▸ **Exercise brief**
Write out each line exactly as given. Leave the pictures out of your copy.

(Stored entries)

◇ ◇ ◇ ◇

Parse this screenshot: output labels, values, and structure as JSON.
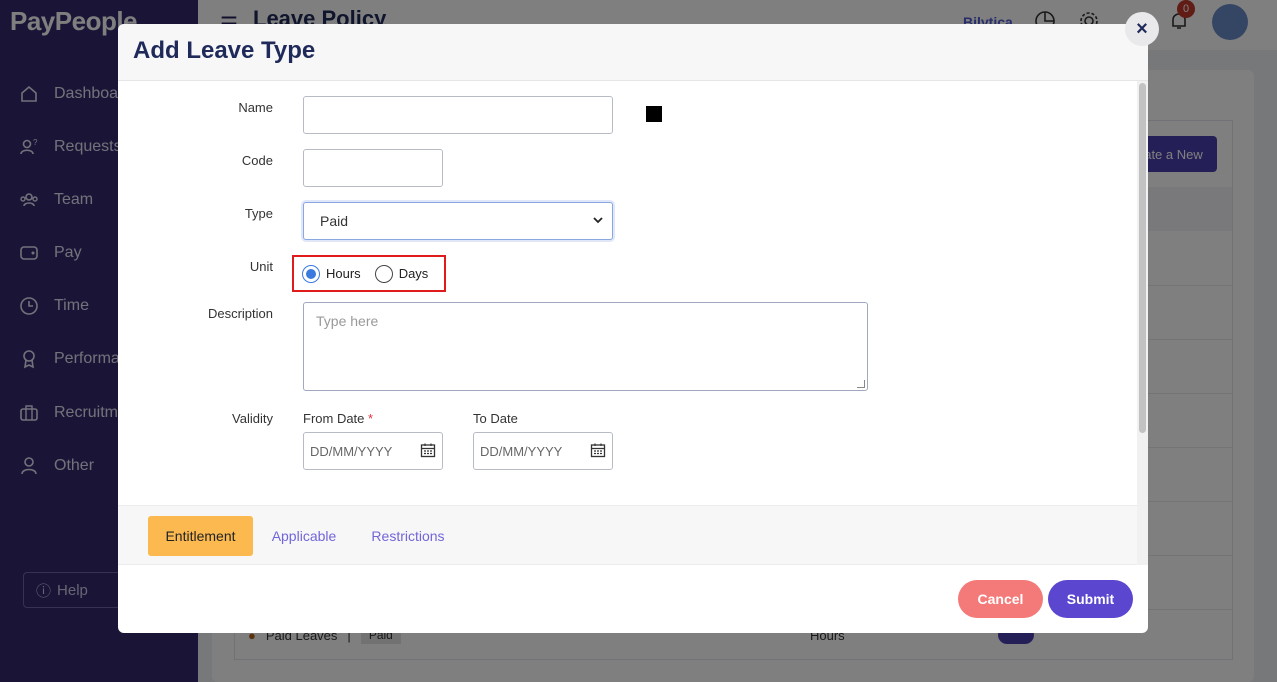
{
  "app": {
    "logo": "PayPeople"
  },
  "sidebar": {
    "items": [
      {
        "label": "Dashboa",
        "icon": "home-icon"
      },
      {
        "label": "Requests",
        "icon": "requests-icon"
      },
      {
        "label": "Team",
        "icon": "team-icon"
      },
      {
        "label": "Pay",
        "icon": "wallet-icon"
      },
      {
        "label": "Time",
        "icon": "clock-icon"
      },
      {
        "label": "Performa",
        "icon": "award-icon"
      },
      {
        "label": "Recruitme",
        "icon": "briefcase-icon"
      },
      {
        "label": "Other",
        "icon": "user-icon"
      }
    ],
    "help_label": "Help"
  },
  "header": {
    "title": "Leave Policy",
    "company": "Bilytica",
    "notification_count": "0"
  },
  "background": {
    "create_button": "ate a New",
    "row": {
      "name": "Paid Leaves",
      "separator": "|",
      "type": "Paid",
      "unit": "Hours"
    }
  },
  "modal": {
    "title": "Add Leave Type",
    "close_label": "×",
    "fields": {
      "name_label": "Name",
      "name_value": "",
      "code_label": "Code",
      "code_value": "",
      "type_label": "Type",
      "type_value": "Paid",
      "unit_label": "Unit",
      "unit_options": [
        "Hours",
        "Days"
      ],
      "unit_selected": "Hours",
      "description_label": "Description",
      "description_placeholder": "Type here",
      "validity_label": "Validity",
      "from_date_label": "From Date",
      "from_date_required": "*",
      "to_date_label": "To Date",
      "date_placeholder": "DD/MM/YYYY"
    },
    "tabs": [
      "Entitlement",
      "Applicable",
      "Restrictions"
    ],
    "active_tab": "Entitlement",
    "buttons": {
      "cancel": "Cancel",
      "submit": "Submit"
    }
  }
}
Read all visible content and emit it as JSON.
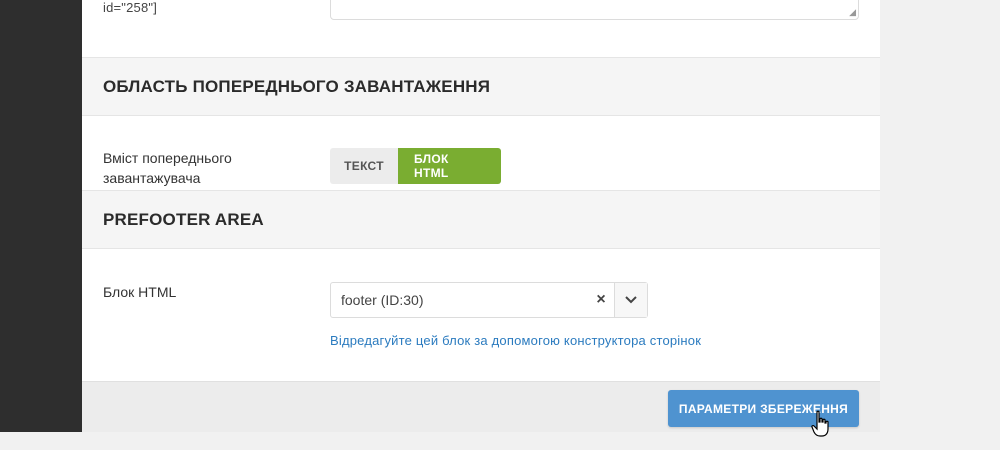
{
  "shortcode_fragment": "id=\"258\"]",
  "preloader_section": {
    "title": "ОБЛАСТЬ ПОПЕРЕДНЬОГО ЗАВАНТАЖЕННЯ",
    "content_label": "Вміст попереднього завантажувача",
    "toggle_options": [
      "ТЕКСТ",
      "БЛОК HTML"
    ],
    "selected_option": "БЛОК HTML"
  },
  "prefooter_section": {
    "title": "PREFOOTER AREA",
    "html_block_label": "Блок HTML",
    "select_value": "footer (ID:30)",
    "clear_symbol": "×",
    "edit_link": "Відредагуйте цей блок за допомогою конструктора сторінок"
  },
  "footer": {
    "save_label": "ПАРАМЕТРИ ЗБЕРЕЖЕННЯ"
  },
  "colors": {
    "accent_green": "#7aad31",
    "button_blue": "#4f93d0",
    "link_blue": "#2b7bbf"
  },
  "icons": {
    "clear": "close-icon",
    "dropdown": "chevron-down-icon",
    "cursor": "hand-pointer-icon"
  }
}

◇ ◇ ◇ ◇

▸ **Solution for this exercise**
Parse this screenshot: output labels, values, and structure as JSON.
{
  "app": {
    "logo": "PayPeople"
  },
  "sidebar": {
    "items": [
      {
        "label": "Dashboa",
        "icon": "home-icon"
      },
      {
        "label": "Requests",
        "icon": "requests-icon"
      },
      {
        "label": "Team",
        "icon": "team-icon"
      },
      {
        "label": "Pay",
        "icon": "wallet-icon"
      },
      {
        "label": "Time",
        "icon": "clock-icon"
      },
      {
        "label": "Performa",
        "icon": "award-icon"
      },
      {
        "label": "Recruitme",
        "icon": "briefcase-icon"
      },
      {
        "label": "Other",
        "icon": "user-icon"
      }
    ],
    "help_label": "Help"
  },
  "header": {
    "title": "Leave Policy",
    "company": "Bilytica",
    "notification_count": "0"
  },
  "background": {
    "create_button": "ate a New",
    "row": {
      "name": "Paid Leaves",
      "separator": "|",
      "type": "Paid",
      "unit": "Hours"
    }
  },
  "modal": {
    "title": "Add Leave Type",
    "close_label": "×",
    "fields": {
      "name_label": "Name",
      "name_value": "",
      "code_label": "Code",
      "code_value": "",
      "type_label": "Type",
      "type_value": "Paid",
      "unit_label": "Unit",
      "unit_options": [
        "Hours",
        "Days"
      ],
      "unit_selected": "Hours",
      "description_label": "Description",
      "description_placeholder": "Type here",
      "validity_label": "Validity",
      "from_date_label": "From Date",
      "from_date_required": "*",
      "to_date_label": "To Date",
      "date_placeholder": "DD/MM/YYYY"
    },
    "tabs": [
      "Entitlement",
      "Applicable",
      "Restrictions"
    ],
    "active_tab": "Entitlement",
    "buttons": {
      "cancel": "Cancel",
      "submit": "Submit"
    }
  }
}
Read all visible content and emit it as JSON.
{
  "shortcode_fragment": "id=\"258\"]",
  "preloader_section": {
    "title": "ОБЛАСТЬ ПОПЕРЕДНЬОГО ЗАВАНТАЖЕННЯ",
    "content_label": "Вміст попереднього завантажувача",
    "toggle_options": [
      "ТЕКСТ",
      "БЛОК HTML"
    ],
    "selected_option": "БЛОК HTML"
  },
  "prefooter_section": {
    "title": "PREFOOTER AREA",
    "html_block_label": "Блок HTML",
    "select_value": "footer (ID:30)",
    "clear_symbol": "×",
    "edit_link": "Відредагуйте цей блок за допомогою конструктора сторінок"
  },
  "footer": {
    "save_label": "ПАРАМЕТРИ ЗБЕРЕЖЕННЯ"
  },
  "colors": {
    "accent_green": "#7aad31",
    "button_blue": "#4f93d0",
    "link_blue": "#2b7bbf"
  },
  "icons": {
    "clear": "close-icon",
    "dropdown": "chevron-down-icon",
    "cursor": "hand-pointer-icon"
  }
}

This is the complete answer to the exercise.